→ **What you need to do**:
Extract the records in full, leaving every picture out.
start Data for this exercise
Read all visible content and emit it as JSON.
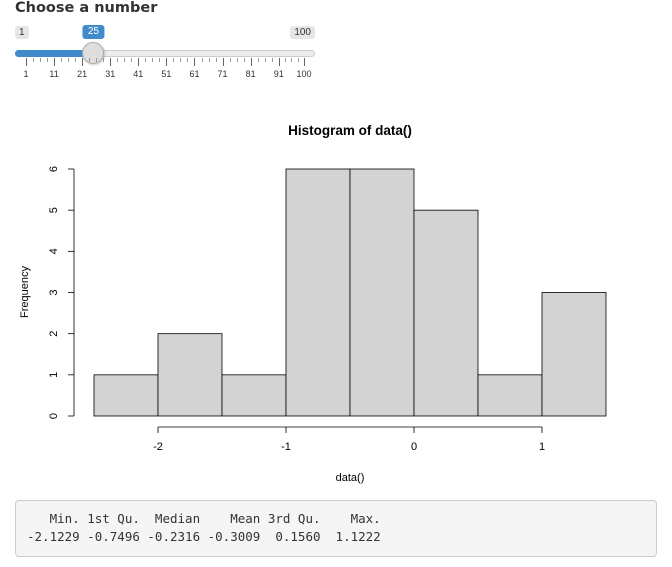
{
  "input": {
    "label": "Choose a number",
    "min": 1,
    "max": 100,
    "value": 25,
    "min_label": "1",
    "max_label": "100",
    "value_label": "25",
    "grid_labels": [
      "1",
      "11",
      "21",
      "31",
      "41",
      "51",
      "61",
      "71",
      "81",
      "91",
      "100"
    ],
    "accent_color": "#428bca"
  },
  "chart_data": {
    "type": "bar",
    "title": "Histogram of data()",
    "xlabel": "data()",
    "ylabel": "Frequency",
    "bins": [
      [
        -2.5,
        -2.0
      ],
      [
        -2.0,
        -1.5
      ],
      [
        -1.5,
        -1.0
      ],
      [
        -1.0,
        -0.5
      ],
      [
        -0.5,
        0.0
      ],
      [
        0.0,
        0.5
      ],
      [
        0.5,
        1.0
      ],
      [
        1.0,
        1.5
      ]
    ],
    "values": [
      1,
      2,
      1,
      6,
      6,
      5,
      1,
      3
    ],
    "xticks": [
      "-2",
      "-1",
      "0",
      "1"
    ],
    "yticks": [
      "0",
      "1",
      "2",
      "3",
      "4",
      "5",
      "6"
    ],
    "xlim": [
      -2.5,
      1.5
    ],
    "ylim": [
      0,
      6
    ],
    "bar_fill": "#d3d3d3"
  },
  "summary": {
    "header": "   Min. 1st Qu.  Median    Mean 3rd Qu.    Max. ",
    "values": "-2.1229 -0.7496 -0.2316 -0.3009  0.1560  1.1222 "
  }
}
end Data for this exercise
→ **Final result**:
Read all visible content and emit it as JSON.
{
  "input": {
    "label": "Choose a number",
    "min": 1,
    "max": 100,
    "value": 25,
    "min_label": "1",
    "max_label": "100",
    "value_label": "25",
    "grid_labels": [
      "1",
      "11",
      "21",
      "31",
      "41",
      "51",
      "61",
      "71",
      "81",
      "91",
      "100"
    ],
    "accent_color": "#428bca"
  },
  "chart_data": {
    "type": "bar",
    "title": "Histogram of data()",
    "xlabel": "data()",
    "ylabel": "Frequency",
    "bins": [
      [
        -2.5,
        -2.0
      ],
      [
        -2.0,
        -1.5
      ],
      [
        -1.5,
        -1.0
      ],
      [
        -1.0,
        -0.5
      ],
      [
        -0.5,
        0.0
      ],
      [
        0.0,
        0.5
      ],
      [
        0.5,
        1.0
      ],
      [
        1.0,
        1.5
      ]
    ],
    "values": [
      1,
      2,
      1,
      6,
      6,
      5,
      1,
      3
    ],
    "xticks": [
      "-2",
      "-1",
      "0",
      "1"
    ],
    "yticks": [
      "0",
      "1",
      "2",
      "3",
      "4",
      "5",
      "6"
    ],
    "xlim": [
      -2.5,
      1.5
    ],
    "ylim": [
      0,
      6
    ],
    "bar_fill": "#d3d3d3"
  },
  "summary": {
    "header": "   Min. 1st Qu.  Median    Mean 3rd Qu.    Max. ",
    "values": "-2.1229 -0.7496 -0.2316 -0.3009  0.1560  1.1222 "
  }
}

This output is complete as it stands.